§ Data rows:

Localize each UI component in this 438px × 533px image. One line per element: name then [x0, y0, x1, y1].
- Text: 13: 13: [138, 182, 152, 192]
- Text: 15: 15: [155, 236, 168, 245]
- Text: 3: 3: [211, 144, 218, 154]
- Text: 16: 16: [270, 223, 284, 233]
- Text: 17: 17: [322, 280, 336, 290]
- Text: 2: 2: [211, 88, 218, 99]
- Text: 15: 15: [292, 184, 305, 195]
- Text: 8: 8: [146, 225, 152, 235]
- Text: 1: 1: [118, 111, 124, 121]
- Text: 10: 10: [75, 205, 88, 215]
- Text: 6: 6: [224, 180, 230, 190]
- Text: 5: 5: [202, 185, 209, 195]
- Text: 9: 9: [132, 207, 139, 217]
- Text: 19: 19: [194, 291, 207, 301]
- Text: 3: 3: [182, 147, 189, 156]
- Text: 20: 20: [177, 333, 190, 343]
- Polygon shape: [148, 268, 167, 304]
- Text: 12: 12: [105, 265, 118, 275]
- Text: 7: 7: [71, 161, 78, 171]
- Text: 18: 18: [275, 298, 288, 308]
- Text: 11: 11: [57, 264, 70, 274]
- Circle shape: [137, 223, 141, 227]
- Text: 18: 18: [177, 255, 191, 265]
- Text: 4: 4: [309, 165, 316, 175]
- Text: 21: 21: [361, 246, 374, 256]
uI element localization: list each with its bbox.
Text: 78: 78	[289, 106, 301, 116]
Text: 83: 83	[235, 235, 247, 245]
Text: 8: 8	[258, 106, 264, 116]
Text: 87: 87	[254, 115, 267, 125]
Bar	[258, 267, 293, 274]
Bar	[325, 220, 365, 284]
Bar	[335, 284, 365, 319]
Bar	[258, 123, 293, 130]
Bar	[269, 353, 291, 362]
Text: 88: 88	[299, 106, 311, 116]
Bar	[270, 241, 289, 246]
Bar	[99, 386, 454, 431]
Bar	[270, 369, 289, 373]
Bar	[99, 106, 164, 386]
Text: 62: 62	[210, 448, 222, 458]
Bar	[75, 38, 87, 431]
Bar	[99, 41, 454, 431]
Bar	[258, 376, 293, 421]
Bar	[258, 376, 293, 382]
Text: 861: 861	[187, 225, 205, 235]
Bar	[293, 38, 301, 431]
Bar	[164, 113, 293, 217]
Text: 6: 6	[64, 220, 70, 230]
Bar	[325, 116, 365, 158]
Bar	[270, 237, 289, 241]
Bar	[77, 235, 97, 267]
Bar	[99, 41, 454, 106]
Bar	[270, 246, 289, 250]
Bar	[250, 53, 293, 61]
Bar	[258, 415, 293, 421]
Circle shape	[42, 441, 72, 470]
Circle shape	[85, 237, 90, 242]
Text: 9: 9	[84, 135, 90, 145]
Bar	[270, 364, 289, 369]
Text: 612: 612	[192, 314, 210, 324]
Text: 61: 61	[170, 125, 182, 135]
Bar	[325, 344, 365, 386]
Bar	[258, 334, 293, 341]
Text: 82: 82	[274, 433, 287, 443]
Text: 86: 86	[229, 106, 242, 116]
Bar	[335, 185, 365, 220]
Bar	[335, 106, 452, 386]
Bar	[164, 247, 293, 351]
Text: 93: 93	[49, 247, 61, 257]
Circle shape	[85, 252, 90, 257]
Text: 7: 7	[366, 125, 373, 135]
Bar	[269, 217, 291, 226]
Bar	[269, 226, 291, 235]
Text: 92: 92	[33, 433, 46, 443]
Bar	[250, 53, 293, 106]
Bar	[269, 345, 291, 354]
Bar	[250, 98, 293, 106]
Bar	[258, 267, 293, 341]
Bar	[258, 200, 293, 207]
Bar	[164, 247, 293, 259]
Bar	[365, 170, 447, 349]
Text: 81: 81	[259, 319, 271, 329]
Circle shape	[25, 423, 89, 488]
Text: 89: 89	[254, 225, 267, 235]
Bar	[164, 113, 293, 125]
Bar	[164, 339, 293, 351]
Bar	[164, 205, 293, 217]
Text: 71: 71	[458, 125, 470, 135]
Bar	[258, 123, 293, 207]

§ Directive:
Pick out every line in the items above that contains the word "Circle", and copy each one.

§ Response to the task:
- Circle shape: [137, 223, 141, 227]
Circle shape	[42, 441, 72, 470]
Circle shape	[85, 237, 90, 242]
Circle shape	[85, 252, 90, 257]
Circle shape	[25, 423, 89, 488]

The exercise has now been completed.